> _Problem_
Would you transcribe the listing that follows, character for character, and omit its images?

═════ Provided records ═════

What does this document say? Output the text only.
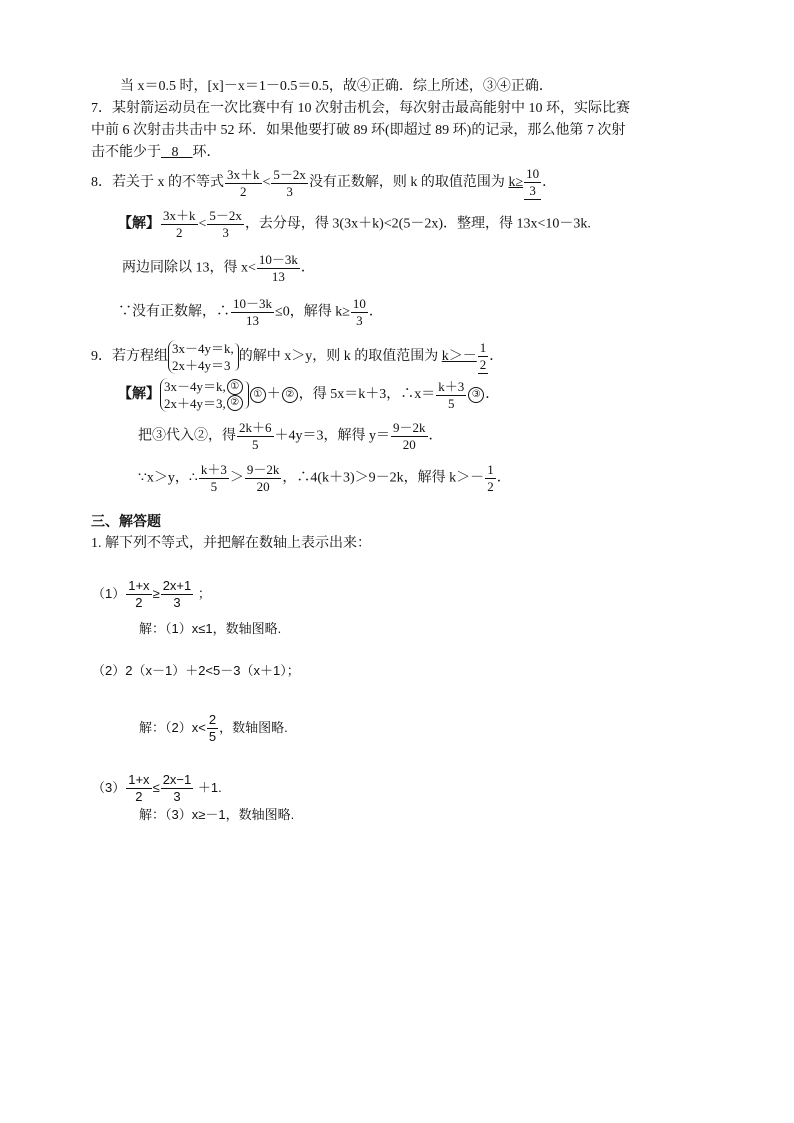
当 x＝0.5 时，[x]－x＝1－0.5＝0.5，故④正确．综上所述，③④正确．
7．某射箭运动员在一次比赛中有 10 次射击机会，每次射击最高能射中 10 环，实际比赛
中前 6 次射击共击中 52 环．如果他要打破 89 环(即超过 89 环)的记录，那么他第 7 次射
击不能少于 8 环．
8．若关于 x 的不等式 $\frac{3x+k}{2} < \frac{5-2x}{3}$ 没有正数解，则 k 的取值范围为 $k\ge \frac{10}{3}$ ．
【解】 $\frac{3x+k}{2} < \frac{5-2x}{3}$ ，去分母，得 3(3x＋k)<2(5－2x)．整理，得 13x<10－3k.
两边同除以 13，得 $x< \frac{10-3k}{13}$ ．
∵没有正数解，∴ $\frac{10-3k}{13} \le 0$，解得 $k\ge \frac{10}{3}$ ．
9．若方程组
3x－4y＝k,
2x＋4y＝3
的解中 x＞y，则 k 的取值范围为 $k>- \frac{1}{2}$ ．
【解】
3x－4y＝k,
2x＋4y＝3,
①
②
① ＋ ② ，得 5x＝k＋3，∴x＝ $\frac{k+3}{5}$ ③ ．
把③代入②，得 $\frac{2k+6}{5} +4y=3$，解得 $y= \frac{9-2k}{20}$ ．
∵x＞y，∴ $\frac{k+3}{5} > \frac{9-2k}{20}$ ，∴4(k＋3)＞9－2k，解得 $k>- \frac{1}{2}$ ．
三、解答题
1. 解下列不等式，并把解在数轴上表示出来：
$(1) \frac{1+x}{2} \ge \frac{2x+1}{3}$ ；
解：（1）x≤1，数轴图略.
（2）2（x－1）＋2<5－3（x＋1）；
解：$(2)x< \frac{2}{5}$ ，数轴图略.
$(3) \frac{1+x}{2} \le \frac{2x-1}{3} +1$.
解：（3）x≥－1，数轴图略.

═════

> _The result_
What does this document say? Output the text only.
当 x＝0.5 时，[x]－x＝1－0.5＝0.5，故④正确．综上所述，③④正确．
7．某射箭运动员在一次比赛中有 10 次射击机会，每次射击最高能射中 10 环，实际比赛
中前 6 次射击共击中 52 环．如果他要打破 89 环(即超过 89 环)的记录，那么他第 7 次射
击不能少于 8 环．
8．若关于 x 的不等式 $\frac{3x+k}{2} < \frac{5-2x}{3}$ 没有正数解，则 k 的取值范围为 $k\ge \frac{10}{3}$ ．
【解】 $\frac{3x+k}{2} < \frac{5-2x}{3}$ ，去分母，得 3(3x＋k)<2(5－2x)．整理，得 13x<10－3k.
两边同除以 13，得 $x< \frac{10-3k}{13}$ ．
∵没有正数解，∴ $\frac{10-3k}{13} \le 0$，解得 $k\ge \frac{10}{3}$ ．
9．若方程组
3x－4y＝k,
2x＋4y＝3
的解中 x＞y，则 k 的取值范围为 $k>- \frac{1}{2}$ ．
【解】
3x－4y＝k,
2x＋4y＝3,
①
②
① ＋ ② ，得 5x＝k＋3，∴x＝ $\frac{k+3}{5}$ ③ ．
把③代入②，得 $\frac{2k+6}{5} +4y=3$，解得 $y= \frac{9-2k}{20}$ ．
∵x＞y，∴ $\frac{k+3}{5} > \frac{9-2k}{20}$ ，∴4(k＋3)＞9－2k，解得 $k>- \frac{1}{2}$ ．
三、解答题
1. 解下列不等式，并把解在数轴上表示出来：
$(1) \frac{1+x}{2} \ge \frac{2x+1}{3}$ ；
解：（1）x≤1，数轴图略.
（2）2（x－1）＋2<5－3（x＋1）；
解：$(2)x< \frac{2}{5}$ ，数轴图略.
$(3) \frac{1+x}{2} \le \frac{2x-1}{3} +1$.
解：（3）x≥－1，数轴图略.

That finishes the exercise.